=== WHAT TO WORK ON ===
Search the material below for the string "name" and list each line that holds it.

[START OF INPUT RECORDS]

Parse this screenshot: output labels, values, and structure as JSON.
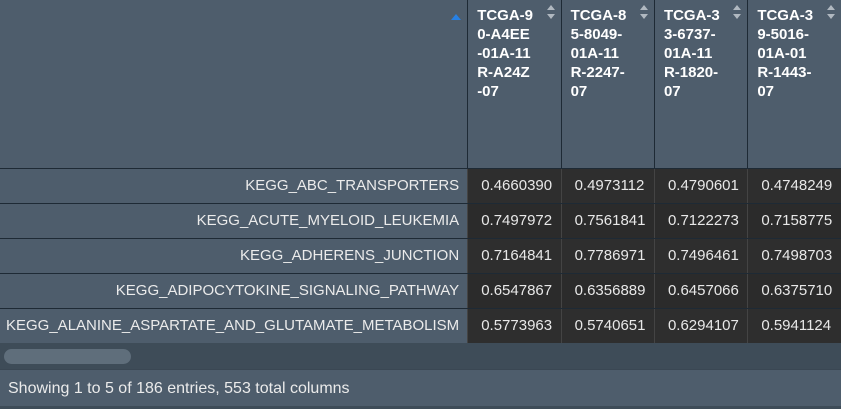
{
  "table": {
    "columns": [
      {
        "label": "",
        "sort": "asc"
      },
      {
        "label": "TCGA-90-A4EE-01A-11R-A24Z-07",
        "sort": "both"
      },
      {
        "label": "TCGA-85-8049-01A-11R-2247-07",
        "sort": "both"
      },
      {
        "label": "TCGA-33-6737-01A-11R-1820-07",
        "sort": "both"
      },
      {
        "label": "TCGA-39-5016-01A-01R-1443-07",
        "sort": "both"
      }
    ],
    "rows": [
      {
        "name": "KEGG_ABC_TRANSPORTERS",
        "values": [
          "0.4660390",
          "0.4973112",
          "0.4790601",
          "0.4748249"
        ]
      },
      {
        "name": "KEGG_ACUTE_MYELOID_LEUKEMIA",
        "values": [
          "0.7497972",
          "0.7561841",
          "0.7122273",
          "0.7158775"
        ]
      },
      {
        "name": "KEGG_ADHERENS_JUNCTION",
        "values": [
          "0.7164841",
          "0.7786971",
          "0.7496461",
          "0.7498703"
        ]
      },
      {
        "name": "KEGG_ADIPOCYTOKINE_SIGNALING_PATHWAY",
        "values": [
          "0.6547867",
          "0.6356889",
          "0.6457066",
          "0.6375710"
        ]
      },
      {
        "name": "KEGG_ALANINE_ASPARTATE_AND_GLUTAMATE_METABOLISM",
        "values": [
          "0.5773963",
          "0.5740651",
          "0.6294107",
          "0.5941124"
        ]
      }
    ]
  },
  "info": {
    "text": "Showing 1 to 5 of 186 entries, 553 total columns"
  },
  "colors": {
    "header_bg": "#4e5d6c",
    "cell_bg": "#2b2b2b",
    "sort_active": "#2780e3",
    "sort_inactive": "#b0b8c0"
  }
}
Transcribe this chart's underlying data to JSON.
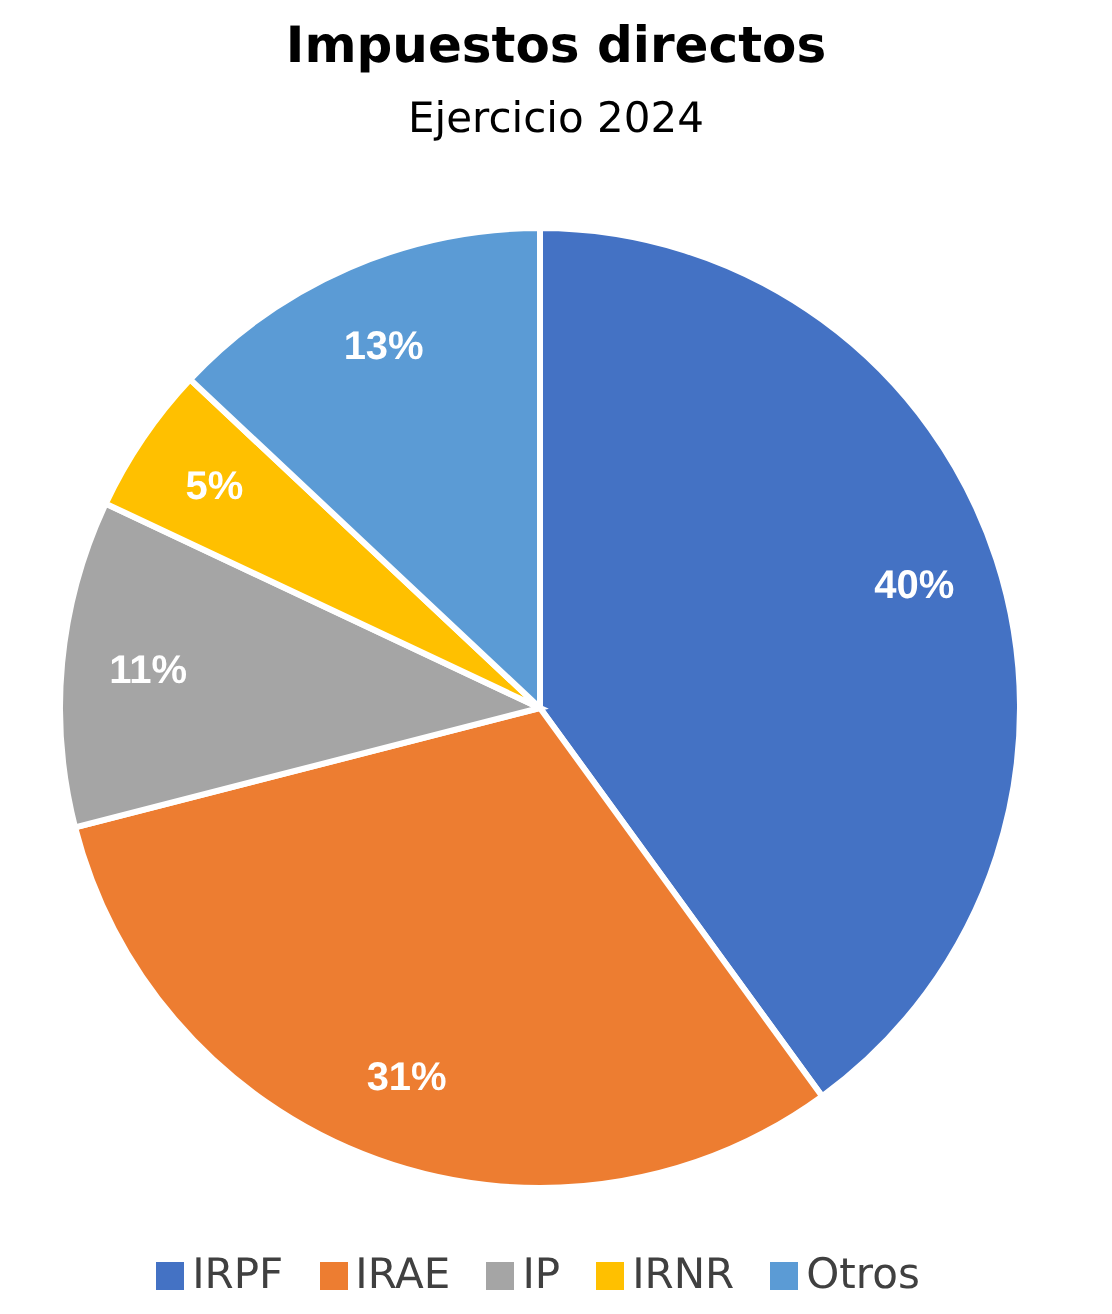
{
  "chart_data": {
    "type": "pie",
    "title": "Impuestos directos",
    "subtitle": "Ejercicio 2024",
    "categories": [
      "IRPF",
      "IRAE",
      "IP",
      "IRNR",
      "Otros"
    ],
    "values": [
      40,
      31,
      11,
      5,
      13
    ],
    "value_labels": [
      "40%",
      "31%",
      "11%",
      "5%",
      "13%"
    ],
    "colors": [
      "#4472c4",
      "#ed7d31",
      "#a5a5a5",
      "#ffc000",
      "#5b9bd5"
    ],
    "legend": "bottom"
  }
}
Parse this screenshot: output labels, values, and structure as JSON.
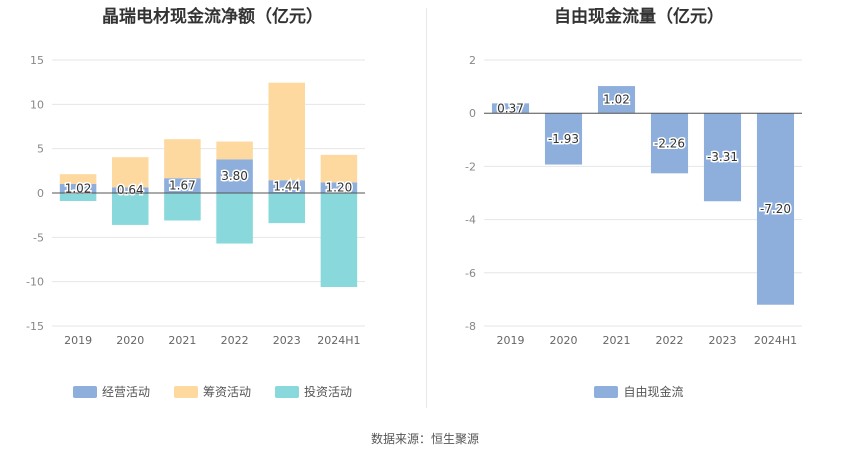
{
  "chart_data": [
    {
      "type": "bar",
      "stacked": true,
      "title": "晶瑞电材现金流净额（亿元）",
      "categories": [
        "2019",
        "2020",
        "2021",
        "2022",
        "2023",
        "2024H1"
      ],
      "series": [
        {
          "name": "经营活动",
          "color": "#8eaedc",
          "values": [
            1.02,
            0.64,
            1.67,
            3.8,
            1.44,
            1.2
          ]
        },
        {
          "name": "筹资活动",
          "color": "#fdd9a0",
          "values": [
            1.1,
            3.4,
            4.4,
            2.0,
            11.0,
            3.1
          ]
        },
        {
          "name": "投资活动",
          "color": "#88d8dc",
          "values": [
            -0.9,
            -3.6,
            -3.1,
            -5.7,
            -3.4,
            -10.6
          ]
        }
      ],
      "data_labels": [
        "1.02",
        "0.64",
        "1.67",
        "3.80",
        "1.44",
        "1.20"
      ],
      "ylim": [
        -15,
        15
      ],
      "yticks": [
        -15,
        -10,
        -5,
        0,
        5,
        10,
        15
      ],
      "legend": "bottom",
      "grid": true
    },
    {
      "type": "bar",
      "title": "自由现金流量（亿元）",
      "categories": [
        "2019",
        "2020",
        "2021",
        "2022",
        "2023",
        "2024H1"
      ],
      "series": [
        {
          "name": "自由现金流",
          "color": "#8eaedc",
          "values": [
            0.37,
            -1.93,
            1.02,
            -2.26,
            -3.31,
            -7.2
          ]
        }
      ],
      "data_labels": [
        "0.37",
        "-1.93",
        "1.02",
        "-2.26",
        "-3.31",
        "-7.20"
      ],
      "ylim": [
        -8,
        2
      ],
      "yticks": [
        -8,
        -6,
        -4,
        -2,
        0,
        2
      ],
      "legend": "bottom",
      "grid": true
    }
  ],
  "footer": {
    "source": "数据来源：恒生聚源"
  }
}
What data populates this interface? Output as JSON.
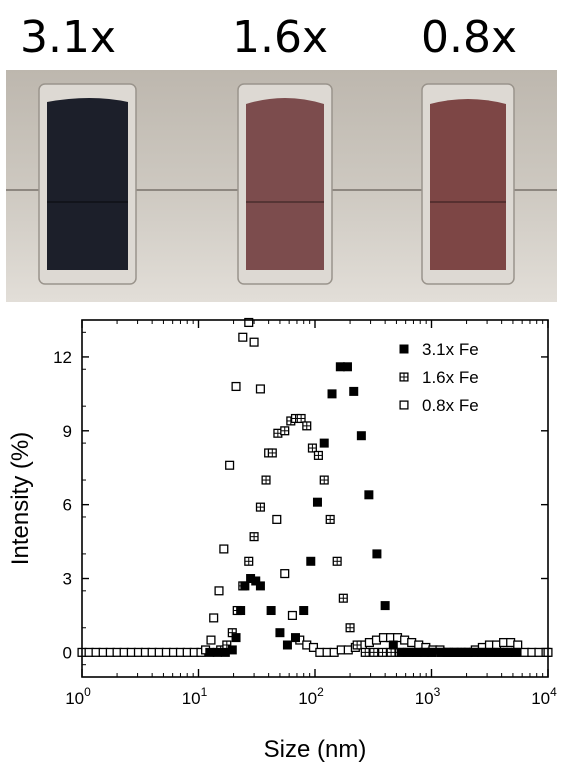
{
  "photo": {
    "labels": [
      "3.1x",
      "1.6x",
      "0.8x"
    ],
    "vial_colors": [
      "#1c1f2a",
      "#7c4c4d",
      "#7d4645"
    ],
    "background_color": "#c9c3bb"
  },
  "chart_data": {
    "type": "scatter",
    "xlabel": "Size (nm)",
    "ylabel": "Intensity (%)",
    "xscale": "log",
    "xlim": [
      1,
      10000
    ],
    "ylim": [
      -1,
      13.5
    ],
    "yticks": [
      0,
      3,
      6,
      9,
      12
    ],
    "xticks": [
      {
        "value": 1,
        "base": "10",
        "exp": "0"
      },
      {
        "value": 10,
        "base": "10",
        "exp": "1"
      },
      {
        "value": 100,
        "base": "10",
        "exp": "2"
      },
      {
        "value": 1000,
        "base": "10",
        "exp": "3"
      },
      {
        "value": 10000,
        "base": "10",
        "exp": "4"
      }
    ],
    "legend": "top-right",
    "series": [
      {
        "name": "3.1x Fe",
        "marker": "filled-square",
        "points": [
          [
            12.5,
            0
          ],
          [
            14.5,
            0
          ],
          [
            17,
            0
          ],
          [
            19.5,
            0.1
          ],
          [
            21,
            0.6
          ],
          [
            23,
            1.7
          ],
          [
            25,
            2.7
          ],
          [
            28,
            3.0
          ],
          [
            31,
            2.9
          ],
          [
            34,
            2.7
          ],
          [
            42,
            1.7
          ],
          [
            50,
            0.8
          ],
          [
            58,
            0.3
          ],
          [
            68,
            0.6
          ],
          [
            80,
            1.7
          ],
          [
            92,
            3.7
          ],
          [
            105,
            6.1
          ],
          [
            120,
            8.5
          ],
          [
            140,
            10.5
          ],
          [
            165,
            11.6
          ],
          [
            190,
            11.6
          ],
          [
            215,
            10.6
          ],
          [
            250,
            8.8
          ],
          [
            290,
            6.4
          ],
          [
            340,
            4.0
          ],
          [
            400,
            1.9
          ],
          [
            470,
            0.3
          ],
          [
            550,
            0
          ],
          [
            640,
            0
          ],
          [
            750,
            0
          ],
          [
            870,
            0
          ],
          [
            1000,
            0
          ],
          [
            1200,
            0
          ],
          [
            1400,
            0
          ],
          [
            1650,
            0
          ],
          [
            1950,
            0
          ],
          [
            2300,
            0
          ],
          [
            2700,
            0
          ],
          [
            3200,
            0
          ],
          [
            3800,
            0
          ],
          [
            4500,
            0
          ],
          [
            5300,
            0
          ]
        ]
      },
      {
        "name": "1.6x Fe",
        "marker": "grid-square",
        "points": [
          [
            15.5,
            0.1
          ],
          [
            17.5,
            0.3
          ],
          [
            19.5,
            0.8
          ],
          [
            21.5,
            1.7
          ],
          [
            24,
            2.7
          ],
          [
            27,
            3.7
          ],
          [
            30,
            4.7
          ],
          [
            34,
            5.9
          ],
          [
            38,
            7.0
          ],
          [
            43,
            8.1
          ],
          [
            48,
            8.9
          ],
          [
            55,
            9.0
          ],
          [
            62,
            9.4
          ],
          [
            68,
            9.5
          ],
          [
            76,
            9.5
          ],
          [
            85,
            9.2
          ],
          [
            95,
            8.3
          ],
          [
            107,
            8.0
          ],
          [
            120,
            7.0
          ],
          [
            135,
            5.4
          ],
          [
            155,
            3.7
          ],
          [
            175,
            2.2
          ],
          [
            200,
            1.0
          ],
          [
            230,
            0.3
          ],
          [
            270,
            0
          ],
          [
            320,
            0
          ],
          [
            380,
            0
          ],
          [
            450,
            0
          ],
          [
            530,
            0
          ],
          [
            620,
            0
          ],
          [
            740,
            0
          ],
          [
            870,
            0
          ],
          [
            1000,
            0
          ],
          [
            1200,
            0
          ],
          [
            1400,
            0
          ],
          [
            1650,
            0
          ],
          [
            1950,
            0
          ],
          [
            2300,
            0
          ],
          [
            2700,
            0
          ],
          [
            3200,
            0
          ],
          [
            3800,
            0
          ],
          [
            4500,
            0
          ],
          [
            5300,
            0
          ]
        ]
      },
      {
        "name": "0.8x Fe",
        "marker": "open-square",
        "points": [
          [
            1,
            0
          ],
          [
            1.15,
            0
          ],
          [
            1.32,
            0
          ],
          [
            1.52,
            0
          ],
          [
            1.75,
            0
          ],
          [
            2.0,
            0
          ],
          [
            2.3,
            0
          ],
          [
            2.65,
            0
          ],
          [
            3.05,
            0
          ],
          [
            3.5,
            0
          ],
          [
            4.0,
            0
          ],
          [
            4.6,
            0
          ],
          [
            5.3,
            0
          ],
          [
            6.1,
            0
          ],
          [
            7.0,
            0
          ],
          [
            8.0,
            0
          ],
          [
            9.2,
            0
          ],
          [
            10.5,
            0
          ],
          [
            11.5,
            0.1
          ],
          [
            12.8,
            0.5
          ],
          [
            13.5,
            1.4
          ],
          [
            15,
            2.5
          ],
          [
            16.5,
            4.2
          ],
          [
            18.5,
            7.6
          ],
          [
            21,
            10.8
          ],
          [
            24,
            12.8
          ],
          [
            27,
            13.4
          ],
          [
            30,
            12.6
          ],
          [
            34,
            10.7
          ],
          [
            40,
            8.1
          ],
          [
            47,
            5.4
          ],
          [
            55,
            3.2
          ],
          [
            64,
            1.5
          ],
          [
            74,
            0.5
          ],
          [
            85,
            0.3
          ],
          [
            97,
            0.2
          ],
          [
            110,
            0
          ],
          [
            127,
            0
          ],
          [
            146,
            0
          ],
          [
            168,
            0.1
          ],
          [
            193,
            0.1
          ],
          [
            222,
            0.2
          ],
          [
            255,
            0.3
          ],
          [
            293,
            0.4
          ],
          [
            337,
            0.5
          ],
          [
            387,
            0.6
          ],
          [
            445,
            0.6
          ],
          [
            511,
            0.6
          ],
          [
            588,
            0.5
          ],
          [
            676,
            0.4
          ],
          [
            777,
            0.3
          ],
          [
            894,
            0.2
          ],
          [
            1028,
            0.1
          ],
          [
            1182,
            0.1
          ],
          [
            1359,
            0
          ],
          [
            1563,
            0
          ],
          [
            1797,
            0
          ],
          [
            2067,
            0
          ],
          [
            2377,
            0.1
          ],
          [
            2733,
            0.2
          ],
          [
            3143,
            0.3
          ],
          [
            3615,
            0.3
          ],
          [
            4157,
            0.4
          ],
          [
            4780,
            0.4
          ],
          [
            5497,
            0.3
          ],
          [
            6322,
            0
          ],
          [
            7270,
            0
          ],
          [
            8360,
            0
          ],
          [
            9614,
            0
          ],
          [
            10000,
            0
          ]
        ]
      }
    ]
  }
}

[END OF INPUT RECORDS]

=== FINAL RESULT ===
        "name": "KEGG_ABC_TRANSPORTERS",
        "name": "KEGG_ACUTE_MYELOID_LEUKEMIA",
        "name": "KEGG_ADHERENS_JUNCTION",
        "name": "KEGG_ADIPOCYTOKINE_SIGNALING_PATHWAY",
        "name": "KEGG_ALANINE_ASPARTATE_AND_GLUTAMATE_METABOLISM",
          "name": "经营活动",
          "name": "筹资活动",
          "name": "投资活动",
          "name": "自由现金流",
        "name": "3.1x Fe",
        "name": "1.6x Fe",
        "name": "0.8x Fe",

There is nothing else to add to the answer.